[Objective] Where a line contains the string "structured", copy that line.

[Records supplied]
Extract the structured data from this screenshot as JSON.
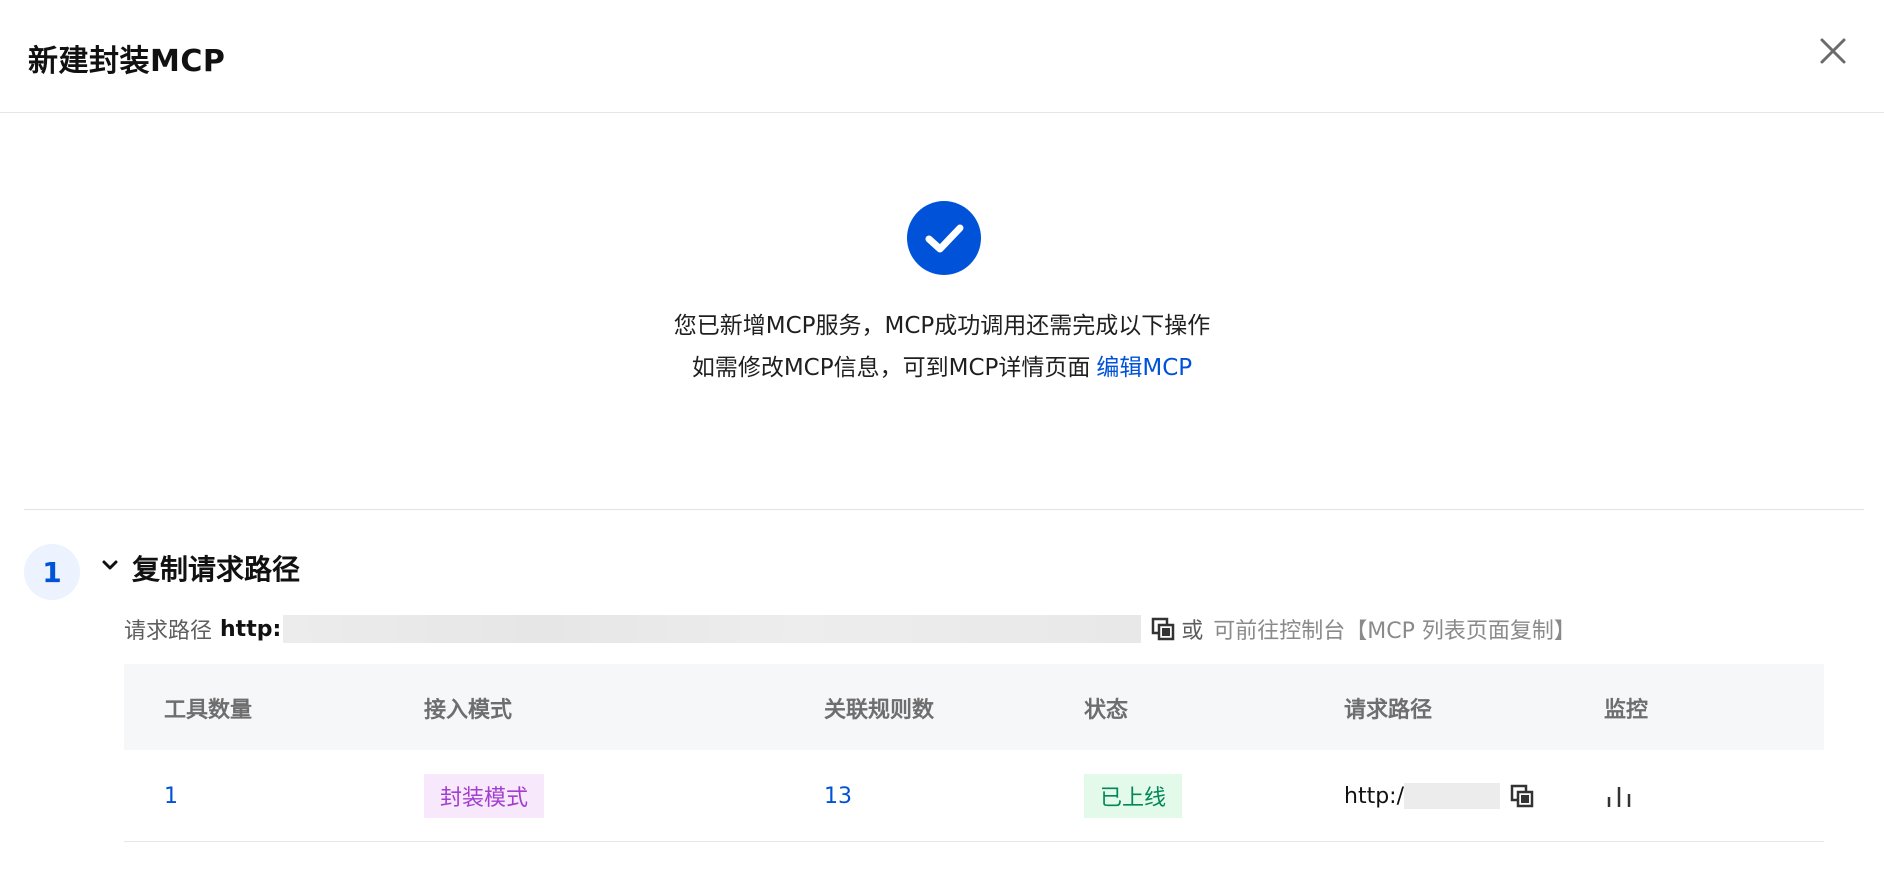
{
  "dialog": {
    "title": "新建封装MCP"
  },
  "success": {
    "message": "您已新增MCP服务，MCP成功调用还需完成以下操作",
    "edit_hint": "如需修改MCP信息，可到MCP详情页面",
    "edit_link": "编辑MCP"
  },
  "step": {
    "number": "1",
    "title": "复制请求路径",
    "path_label": "请求路径",
    "path_value": "http:",
    "or_text": "或",
    "console_hint": "可前往控制台【MCP 列表页面复制】"
  },
  "table": {
    "headers": [
      "工具数量",
      "接入模式",
      "关联规则数",
      "状态",
      "请求路径",
      "监控"
    ],
    "row": {
      "tool_count": "1",
      "mode": "封装模式",
      "rule_count": "13",
      "status": "已上线",
      "url": "http:/"
    }
  },
  "colors": {
    "primary": "#0052d9",
    "mode_tag_bg": "#f8e8fc",
    "mode_tag_text": "#a33fd0",
    "status_tag_bg": "#e3f9e9",
    "status_tag_text": "#008858"
  },
  "icons": {
    "close": "close-icon",
    "success": "check-circle-icon",
    "collapse": "chevron-down-icon",
    "copy": "copy-icon",
    "monitor": "bar-chart-icon"
  }
}
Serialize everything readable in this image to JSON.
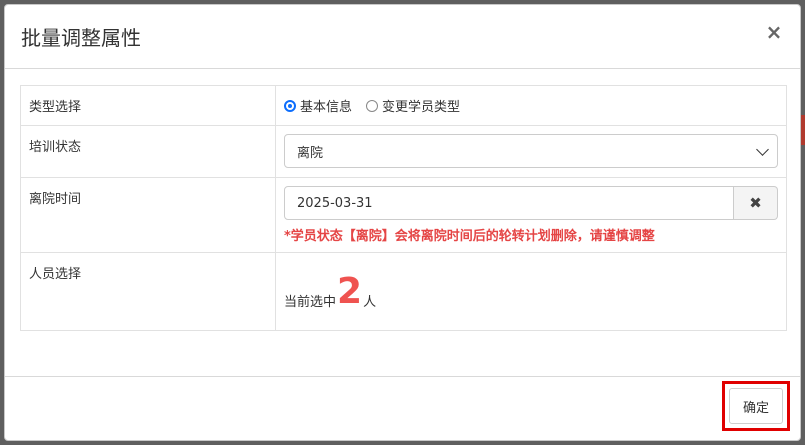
{
  "dialog": {
    "title": "批量调整属性",
    "close_label": "×"
  },
  "form": {
    "type_row": {
      "label": "类型选择",
      "options": [
        "基本信息",
        "变更学员类型"
      ],
      "selected": "基本信息"
    },
    "status_row": {
      "label": "培训状态",
      "selected": "离院"
    },
    "time_row": {
      "label": "离院时间",
      "value": "2025-03-31",
      "clear_label": "✖",
      "warning": "*学员状态【离院】会将离院时间后的轮转计划删除，请谨慎调整"
    },
    "people_row": {
      "label": "人员选择",
      "prefix": "当前选中",
      "count": "2",
      "suffix": "人"
    }
  },
  "footer": {
    "confirm_label": "确定"
  },
  "colors": {
    "accent": "#0d6efd",
    "warning": "#e54545",
    "count": "#ef5350",
    "highlight": "#e00000"
  }
}
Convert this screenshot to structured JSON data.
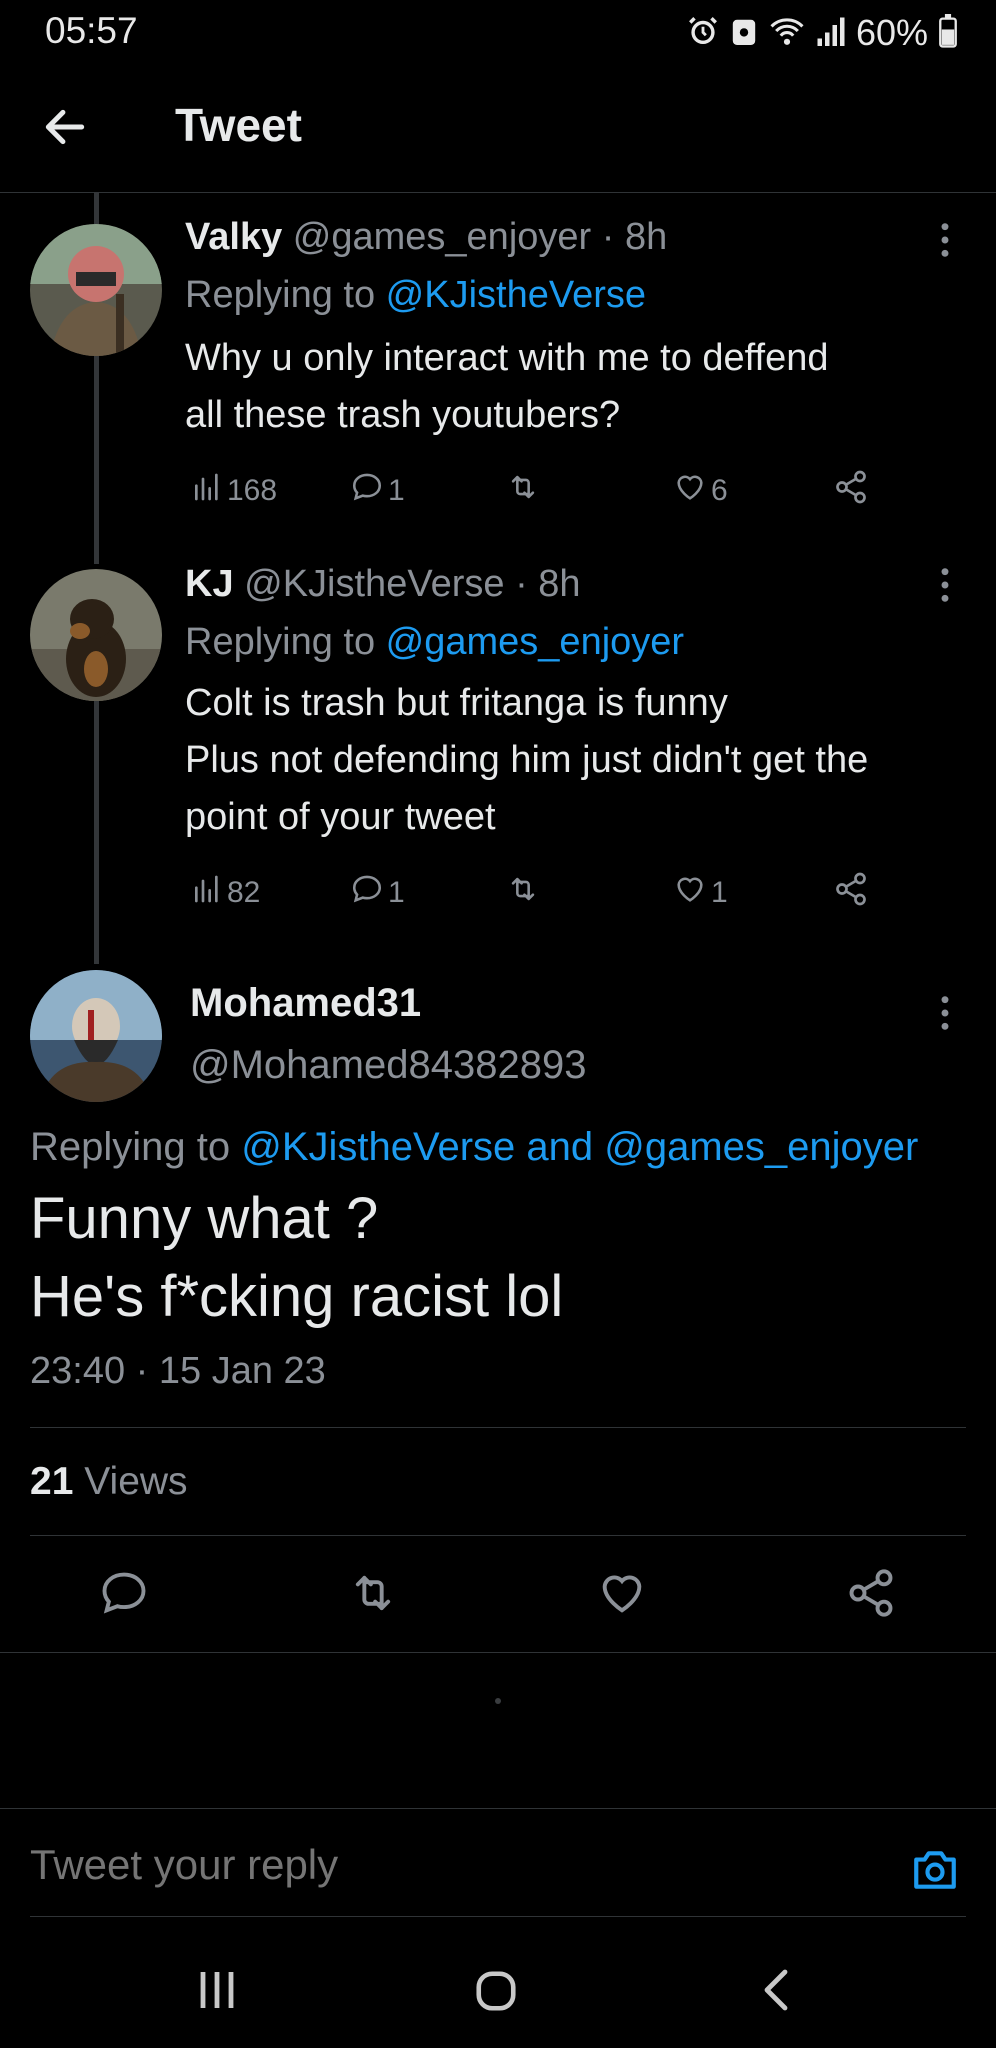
{
  "status_bar": {
    "time": "05:57",
    "battery": "60%",
    "icons": [
      "alarm-icon",
      "notification-icon",
      "wifi-icon",
      "signal-icon",
      "battery-icon"
    ]
  },
  "header": {
    "title": "Tweet",
    "back_icon": "arrow-left-icon"
  },
  "thread": [
    {
      "name": "Valky",
      "handle": "@games_enjoyer",
      "time": "· 8h",
      "replying_prefix": "Replying to ",
      "replying_to": "@KJistheVerse",
      "text_lines": [
        "Why u only interact with me to deffend",
        "all these trash youtubers?"
      ],
      "views": "168",
      "replies": "1",
      "retweets": "",
      "likes": "6"
    },
    {
      "name": "KJ",
      "handle": "@KJistheVerse",
      "time": "· 8h",
      "replying_prefix": "Replying to ",
      "replying_to": "@games_enjoyer",
      "text_lines": [
        "Colt is trash but fritanga is funny",
        "Plus not defending him just didn't get the",
        "point of your tweet"
      ],
      "views": "82",
      "replies": "1",
      "retweets": "",
      "likes": "1"
    }
  ],
  "main_tweet": {
    "name": "Mohamed31",
    "handle": "@Mohamed84382893",
    "replying_prefix": "Replying to ",
    "replying_to": "@KJistheVerse and @games_enjoyer",
    "text_lines": [
      "Funny what ?",
      "He's f*cking racist lol"
    ],
    "timestamp": "23:40 · 15 Jan 23",
    "views_count": "21",
    "views_label": " Views"
  },
  "reply": {
    "placeholder": "Tweet your reply"
  },
  "colors": {
    "background": "#000000",
    "text": "#e7e9ea",
    "muted": "#8b9097",
    "link": "#1d9bf0",
    "divider": "#2f3336"
  }
}
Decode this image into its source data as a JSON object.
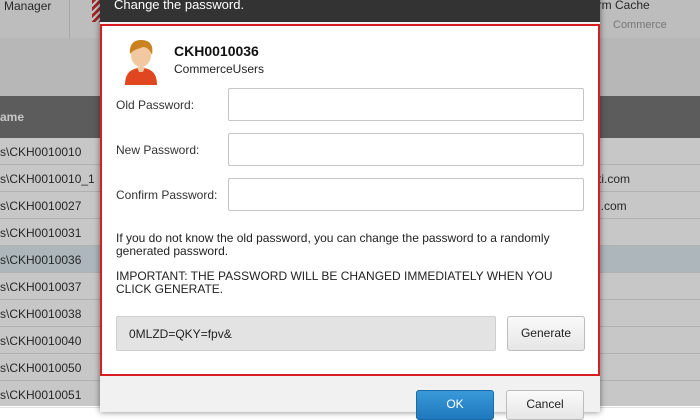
{
  "background": {
    "toolbar": {
      "manager_label": "Manager",
      "term_cache_label": "erm Cache",
      "commerce_label": "Commerce"
    },
    "table": {
      "header_label": "ame",
      "rows": [
        {
          "name": "s\\CKH0010010",
          "extra": ""
        },
        {
          "name": "s\\CKH0010010_1",
          "extra": "ti.com"
        },
        {
          "name": "s\\CKH0010027",
          "extra": "i.com"
        },
        {
          "name": "s\\CKH0010031",
          "extra": ""
        },
        {
          "name": "s\\CKH0010036",
          "extra": ""
        },
        {
          "name": "s\\CKH0010037",
          "extra": ""
        },
        {
          "name": "s\\CKH0010038",
          "extra": ""
        },
        {
          "name": "s\\CKH0010040",
          "extra": ""
        },
        {
          "name": "s\\CKH0010050",
          "extra": ""
        },
        {
          "name": "s\\CKH0010051",
          "extra": ""
        }
      ],
      "selected_row": 4
    }
  },
  "dialog": {
    "title": "Change the password.",
    "user": {
      "name": "CKH0010036",
      "group": "CommerceUsers",
      "avatar_icon": "user-avatar-icon"
    },
    "fields": {
      "old_password_label": "Old Password:",
      "new_password_label": "New Password:",
      "confirm_password_label": "Confirm Password:",
      "old_password_value": "",
      "new_password_value": "",
      "confirm_password_value": ""
    },
    "info_text": "If you do not know the old password, you can change the password to a randomly generated password.",
    "warning_text": "IMPORTANT: THE PASSWORD WILL BE CHANGED IMMEDIATELY WHEN YOU CLICK GENERATE.",
    "generated_password": "0MLZD=QKY=fpv&",
    "generate_label": "Generate",
    "ok_label": "OK",
    "cancel_label": "Cancel",
    "colors": {
      "highlight_border": "#d81f1f",
      "ok_button": "#1e78bd",
      "title_bar": "#333333"
    }
  }
}
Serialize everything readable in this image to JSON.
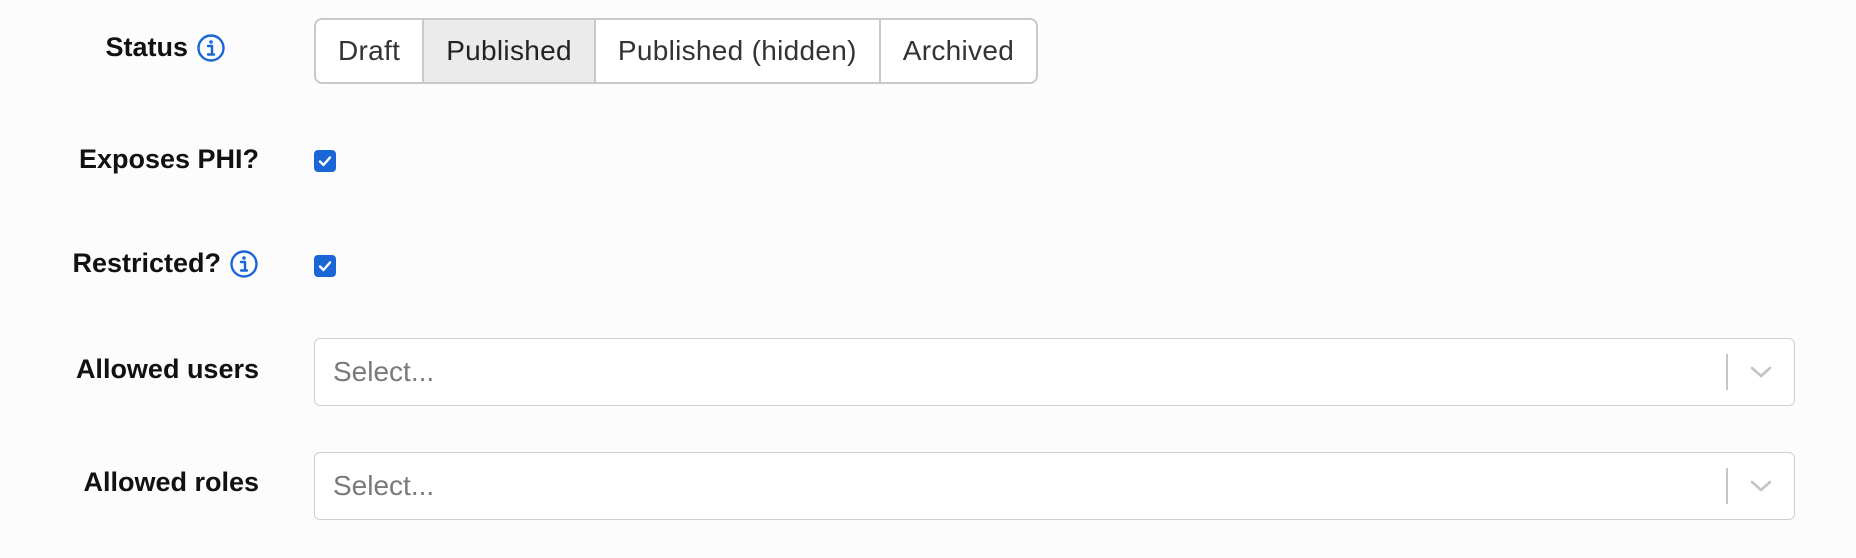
{
  "status": {
    "label": "Status",
    "options": [
      "Draft",
      "Published",
      "Published (hidden)",
      "Archived"
    ],
    "selected": "Published"
  },
  "exposes_phi": {
    "label": "Exposes PHI?",
    "checked": true
  },
  "restricted": {
    "label": "Restricted?",
    "checked": true
  },
  "allowed_users": {
    "label": "Allowed users",
    "placeholder": "Select..."
  },
  "allowed_roles": {
    "label": "Allowed roles",
    "placeholder": "Select..."
  },
  "colors": {
    "accent": "#1a66d6",
    "info_icon": "#1a66d6",
    "selected_segment_bg": "#ebebeb"
  },
  "icons": [
    "info-icon",
    "checkmark-icon",
    "chevron-down-icon"
  ]
}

[Result of the exercise]
Extract the structured data from this screenshot as JSON.
Convert this screenshot to structured JSON data.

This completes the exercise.